* **WHAT THIS TASK INVOLVES**:
Extract every line below that contains the word "Zunyi".

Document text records
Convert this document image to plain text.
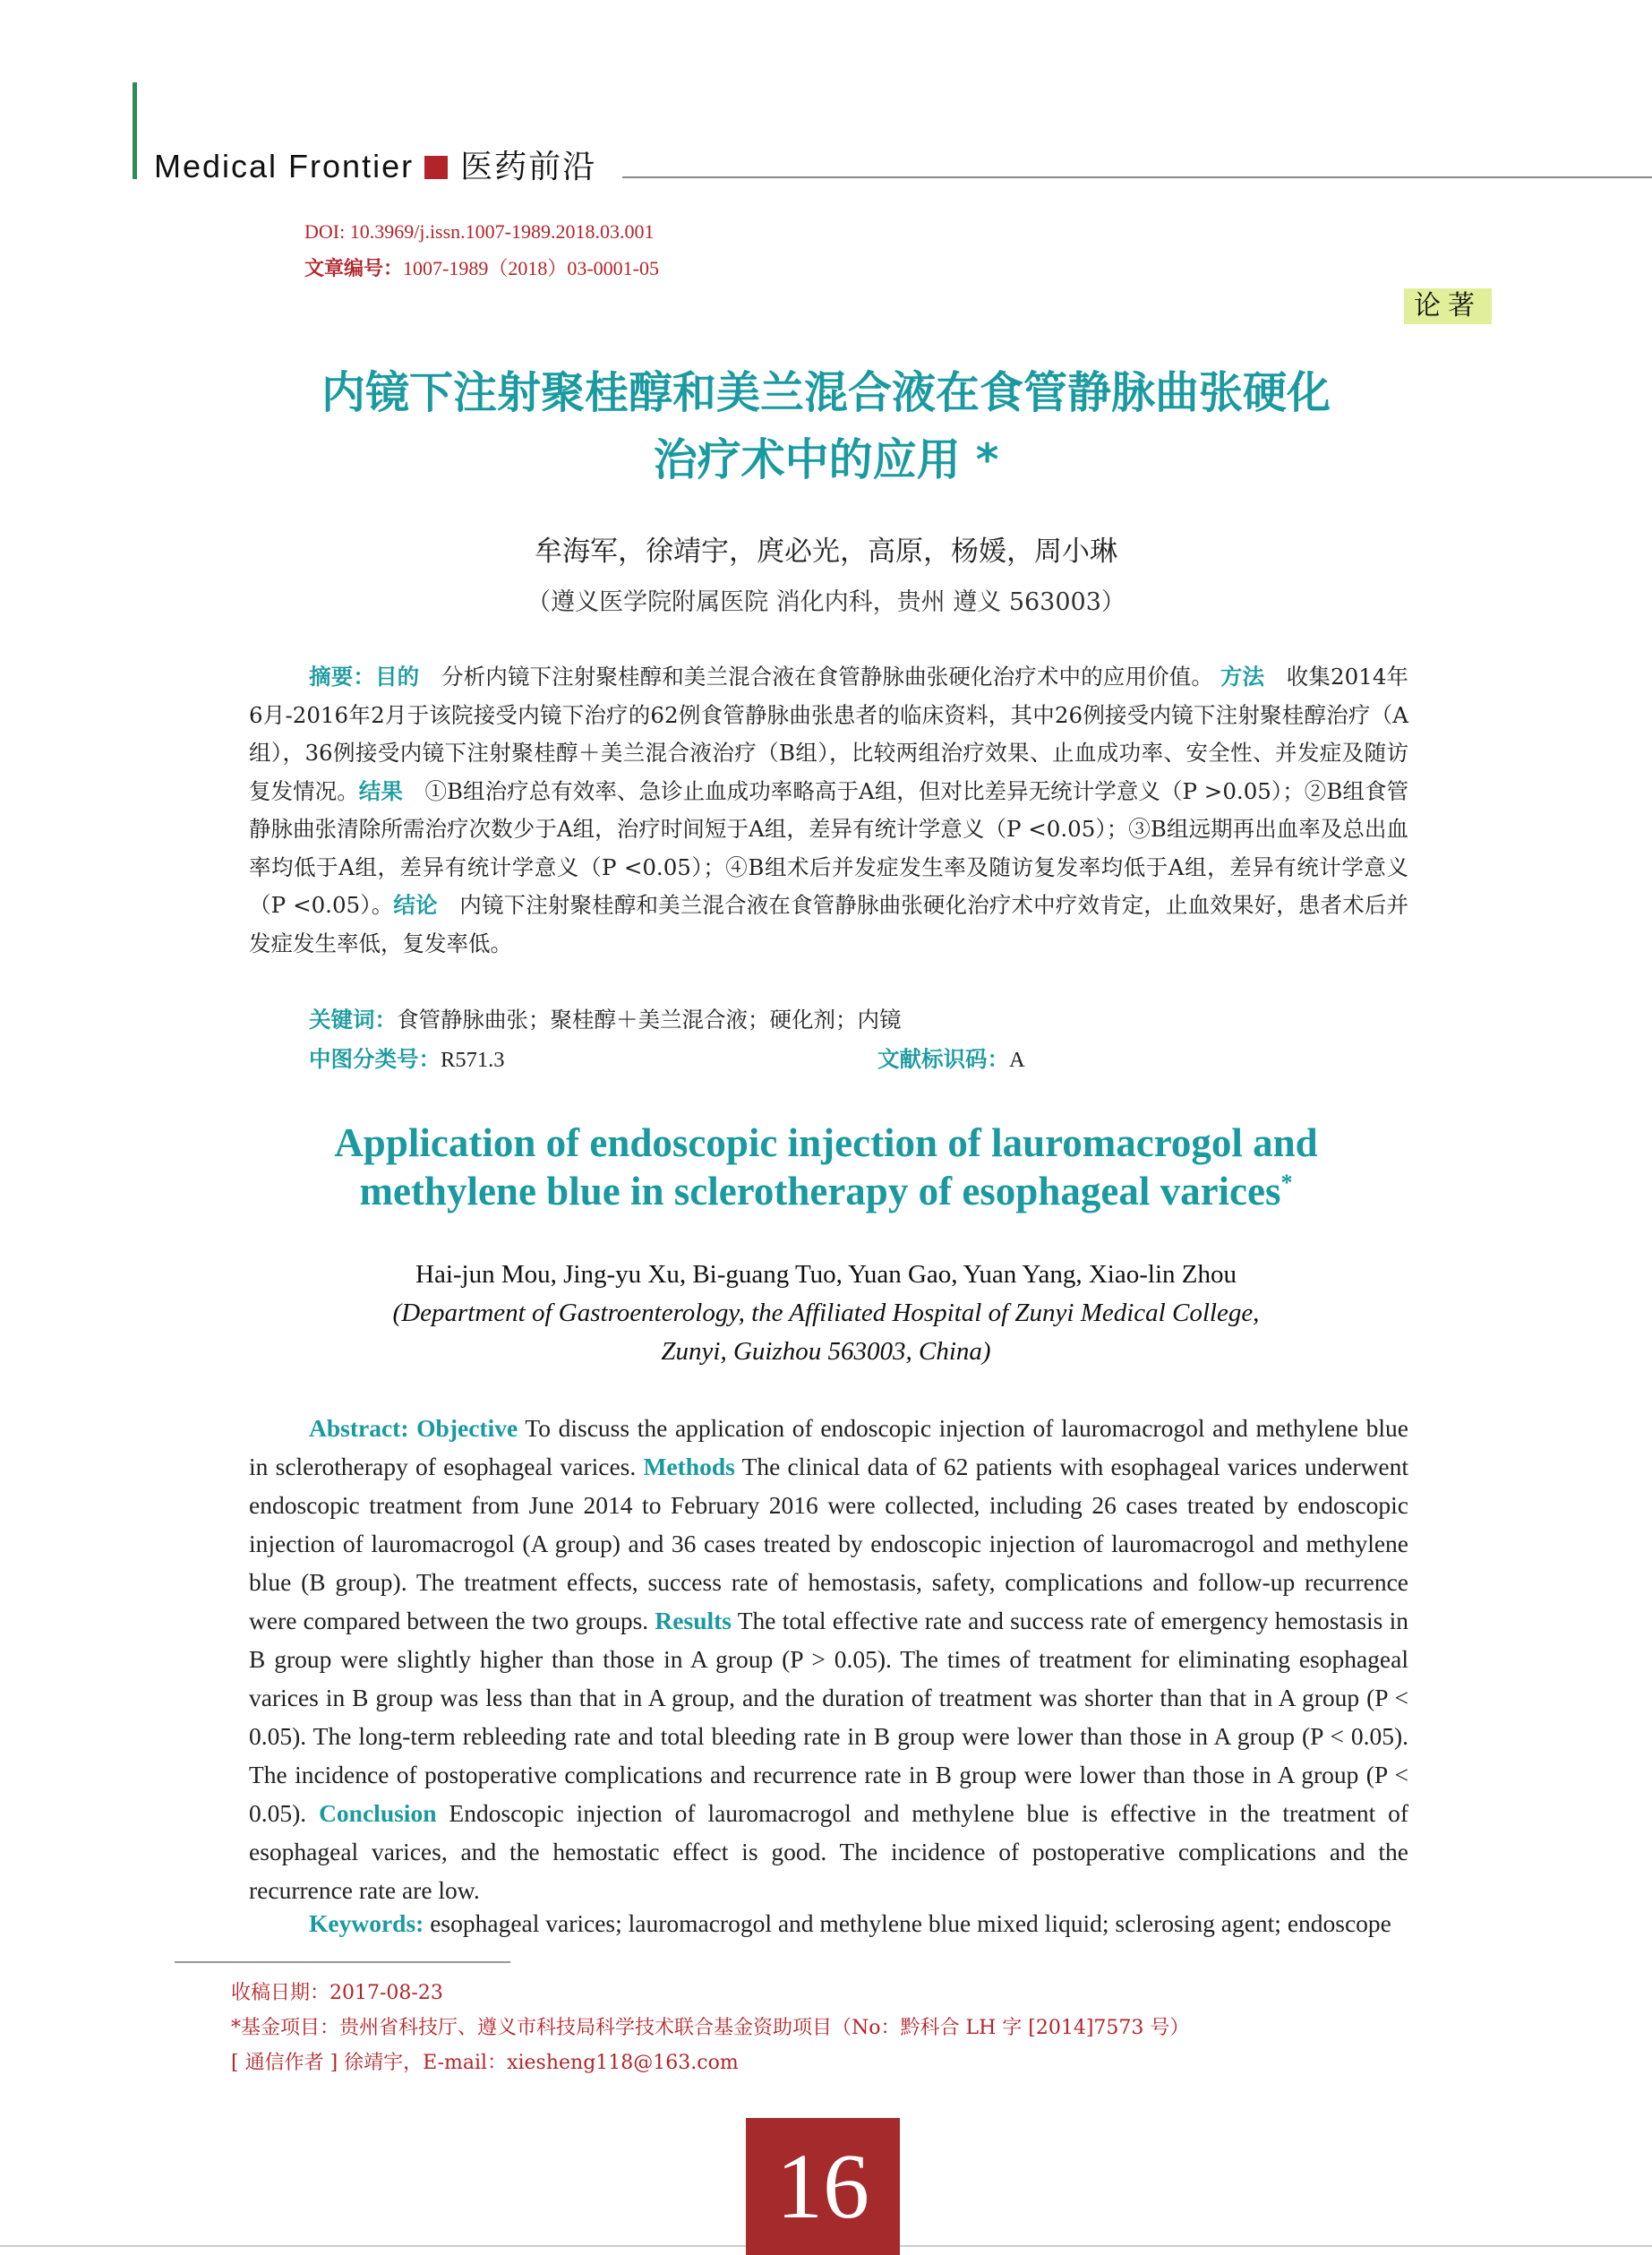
Medical Frontier 医药前沿
DOI: 10.3969/j.issn.1007-1989.2018.03.001
文章编号：1007-1989（2018）03-0001-05
论著
内镜下注射聚桂醇和美兰混合液在食管静脉曲张硬化
治疗术中的应用 *
牟海军，徐靖宇，庹必光，高原，杨媛，周小琳
（遵义医学院附属医院 消化内科，贵州 遵义 563003）
摘要：目的　 分析内镜下注射聚桂醇和美兰混合液在食管静脉曲张硬化治疗术中的应用价值。 方法　 收集2014年6月-2016年2月于该院接受内镜下治疗的62例食管静脉曲张患者的临床资料，其中26例接受内镜下注射聚桂醇治疗（A组），36例接受内镜下注射聚桂醇＋美兰混合液治疗（B组），比较两组治疗效果、止血成功率、安全性、并发症及随访复发情况。结果　 ①B组治疗总有效率、急诊止血成功率略高于A组，但对比差异无统计学意义（P >0.05）；②B组食管静脉曲张清除所需治疗次数少于A组，治疗时间短于A组，差异有统计学意义（P <0.05）；③B组远期再出血率及总出血率均低于A组，差异有统计学意义（P <0.05）；④B组术后并发症发生率及随访复发率均低于A组，差异有统计学意义（P <0.05）。结论　 内镜下注射聚桂醇和美兰混合液在食管静脉曲张硬化治疗术中疗效肯定，止血效果好，患者术后并发症发生率低，复发率低。
关键词：食管静脉曲张；聚桂醇＋美兰混合液；硬化剂；内镜
中图分类号：R571.3	文献标识码：A
Application of endoscopic injection of lauromacrogol and
methylene blue in sclerotherapy of esophageal varices*
Hai-jun Mou, Jing-yu Xu, Bi-guang Tuo, Yuan Gao, Yuan Yang, Xiao-lin Zhou
(Department of Gastroenterology, the Affiliated Hospital of Zunyi Medical College,
Zunyi, Guizhou 563003, China)
Abstract: Objective To discuss the application of endoscopic injection of lauromacrogol and methylene blue in sclerotherapy of esophageal varices. Methods The clinical data of 62 patients with esophageal varices underwent endoscopic treatment from June 2014 to February 2016 were collected, including 26 cases treated by endoscopic injection of lauromacrogol (A group) and 36 cases treated by endoscopic injection of lauromacrogol and methylene blue (B group). The treatment effects, success rate of hemostasis, safety, complications and follow-up recurrence were compared between the two groups. Results The total effective rate and success rate of emergency hemostasis in B group were slightly higher than those in A group (P > 0.05). The times of treatment for eliminating esophageal varices in B group was less than that in A group, and the duration of treatment was shorter than that in A group (P < 0.05). The long-term rebleeding rate and total bleeding rate in B group were lower than those in A group (P < 0.05). The incidence of postoperative complications and recurrence rate in B group were lower than those in A group (P < 0.05). Conclusion Endoscopic injection of lauromacrogol and methylene blue is effective in the treatment of esophageal varices, and the hemostatic effect is good. The incidence of postoperative complications and the recurrence rate are low.
Keywords: esophageal varices; lauromacrogol and methylene blue mixed liquid; sclerosing agent; endoscope
收稿日期：2017-08-23
*基金项目：贵州省科技厅、遵义市科技局科学技术联合基金资助项目（No：黔科合 LH 字 [2014]7573 号）
[ 通信作者 ] 徐靖宇，E-mail：xiesheng118@163.com
16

* **SOLUTION FOR THIS EXERCISE**:
(Department of Gastroenterology, the Affiliated Hospital of Zunyi Medical College,
Zunyi, Guizhou 563003, China)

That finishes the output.